Items from a dataset
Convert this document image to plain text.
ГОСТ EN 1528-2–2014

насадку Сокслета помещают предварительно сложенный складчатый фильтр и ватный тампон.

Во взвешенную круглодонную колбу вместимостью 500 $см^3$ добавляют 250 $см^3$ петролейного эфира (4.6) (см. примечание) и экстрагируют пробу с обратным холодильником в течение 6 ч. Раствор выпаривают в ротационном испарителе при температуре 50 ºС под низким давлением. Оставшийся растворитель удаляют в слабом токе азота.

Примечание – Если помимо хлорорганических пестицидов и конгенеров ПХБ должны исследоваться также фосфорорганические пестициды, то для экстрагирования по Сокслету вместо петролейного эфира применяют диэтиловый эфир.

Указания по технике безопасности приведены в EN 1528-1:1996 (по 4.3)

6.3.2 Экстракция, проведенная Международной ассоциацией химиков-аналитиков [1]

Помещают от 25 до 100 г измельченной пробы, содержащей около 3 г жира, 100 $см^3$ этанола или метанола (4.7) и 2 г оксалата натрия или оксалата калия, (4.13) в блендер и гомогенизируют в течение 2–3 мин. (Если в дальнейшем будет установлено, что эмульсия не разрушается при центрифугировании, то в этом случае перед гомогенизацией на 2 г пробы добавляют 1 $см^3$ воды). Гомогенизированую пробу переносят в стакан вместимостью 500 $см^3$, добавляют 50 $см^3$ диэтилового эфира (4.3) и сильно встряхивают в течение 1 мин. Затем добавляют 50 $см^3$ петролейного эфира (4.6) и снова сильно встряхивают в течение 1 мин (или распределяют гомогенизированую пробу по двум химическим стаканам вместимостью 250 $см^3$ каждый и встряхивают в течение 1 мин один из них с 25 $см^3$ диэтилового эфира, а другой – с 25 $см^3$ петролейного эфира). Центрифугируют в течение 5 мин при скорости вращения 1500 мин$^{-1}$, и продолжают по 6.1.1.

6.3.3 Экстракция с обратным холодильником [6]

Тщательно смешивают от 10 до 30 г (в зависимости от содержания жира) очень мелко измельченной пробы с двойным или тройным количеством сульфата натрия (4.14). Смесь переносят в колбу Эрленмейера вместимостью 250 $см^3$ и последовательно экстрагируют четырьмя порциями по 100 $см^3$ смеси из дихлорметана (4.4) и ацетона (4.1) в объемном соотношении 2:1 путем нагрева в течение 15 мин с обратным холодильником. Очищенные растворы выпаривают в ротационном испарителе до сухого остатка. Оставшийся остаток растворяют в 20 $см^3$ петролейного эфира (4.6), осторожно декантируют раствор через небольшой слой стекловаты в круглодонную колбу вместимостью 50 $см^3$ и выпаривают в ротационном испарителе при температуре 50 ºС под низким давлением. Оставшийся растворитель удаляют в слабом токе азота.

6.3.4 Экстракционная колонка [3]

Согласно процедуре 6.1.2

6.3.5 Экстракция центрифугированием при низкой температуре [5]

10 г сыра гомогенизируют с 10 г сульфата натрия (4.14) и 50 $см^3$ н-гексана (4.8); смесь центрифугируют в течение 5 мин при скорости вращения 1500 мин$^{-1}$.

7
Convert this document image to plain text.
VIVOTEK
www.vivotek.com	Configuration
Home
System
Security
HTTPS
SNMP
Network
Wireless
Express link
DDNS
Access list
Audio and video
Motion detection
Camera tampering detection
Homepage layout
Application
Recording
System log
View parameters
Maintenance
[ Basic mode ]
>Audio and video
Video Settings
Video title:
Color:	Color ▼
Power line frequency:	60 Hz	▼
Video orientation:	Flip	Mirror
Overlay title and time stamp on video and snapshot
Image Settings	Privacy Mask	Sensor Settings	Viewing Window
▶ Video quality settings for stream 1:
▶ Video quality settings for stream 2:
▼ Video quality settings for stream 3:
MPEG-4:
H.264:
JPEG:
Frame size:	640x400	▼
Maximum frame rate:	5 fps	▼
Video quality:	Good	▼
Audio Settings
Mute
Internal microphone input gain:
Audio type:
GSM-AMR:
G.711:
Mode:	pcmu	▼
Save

■ **Task**
Each line holding the word "давлением" counts once; report the total and nothing else.

■ **Solution to this exercise**
2